▸ WHAT TO PRODUCE:
Which lines hold the word "按下按键的过程中"? Copy each of them from the material.

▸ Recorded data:

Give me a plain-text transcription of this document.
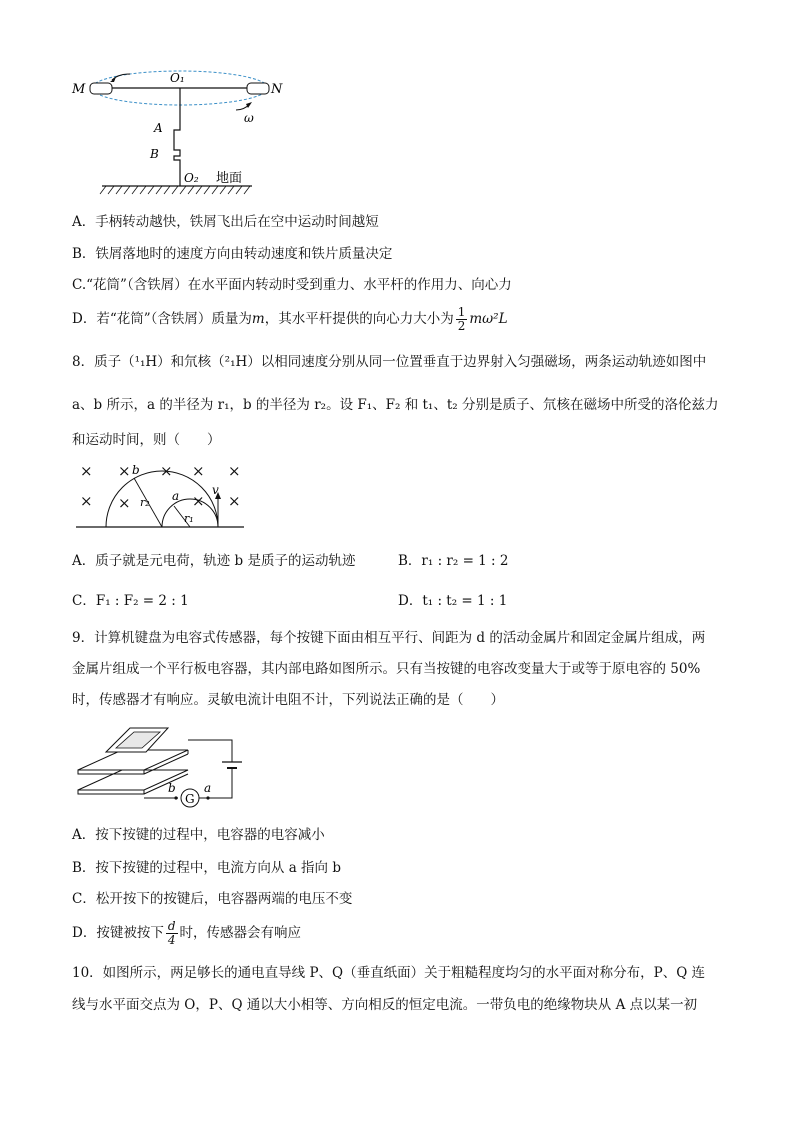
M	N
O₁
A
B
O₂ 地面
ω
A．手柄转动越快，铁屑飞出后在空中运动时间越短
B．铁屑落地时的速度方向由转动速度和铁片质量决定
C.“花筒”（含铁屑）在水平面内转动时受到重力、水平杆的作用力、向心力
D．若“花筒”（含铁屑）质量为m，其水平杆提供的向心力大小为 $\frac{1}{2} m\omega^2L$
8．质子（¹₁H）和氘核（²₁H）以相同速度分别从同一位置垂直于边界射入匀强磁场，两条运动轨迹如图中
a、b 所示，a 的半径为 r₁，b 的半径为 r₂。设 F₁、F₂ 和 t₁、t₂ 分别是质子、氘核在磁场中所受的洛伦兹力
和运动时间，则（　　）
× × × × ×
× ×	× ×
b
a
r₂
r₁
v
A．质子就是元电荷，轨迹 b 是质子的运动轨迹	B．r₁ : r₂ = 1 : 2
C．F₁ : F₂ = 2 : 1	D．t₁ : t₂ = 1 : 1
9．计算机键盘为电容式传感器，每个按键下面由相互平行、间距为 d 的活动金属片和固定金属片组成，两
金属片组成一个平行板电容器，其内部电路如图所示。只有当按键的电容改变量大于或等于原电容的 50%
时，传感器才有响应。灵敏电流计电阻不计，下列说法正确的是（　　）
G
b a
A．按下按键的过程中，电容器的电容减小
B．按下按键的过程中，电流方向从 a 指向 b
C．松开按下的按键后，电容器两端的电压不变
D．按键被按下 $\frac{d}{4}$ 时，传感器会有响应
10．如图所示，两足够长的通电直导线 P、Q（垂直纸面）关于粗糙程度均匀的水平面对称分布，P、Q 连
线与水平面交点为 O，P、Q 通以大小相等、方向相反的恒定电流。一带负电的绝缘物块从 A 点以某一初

▸ FINISHED TASK:
A．按下按键的过程中，电容器的电容减小
B．按下按键的过程中，电流方向从 a 指向 b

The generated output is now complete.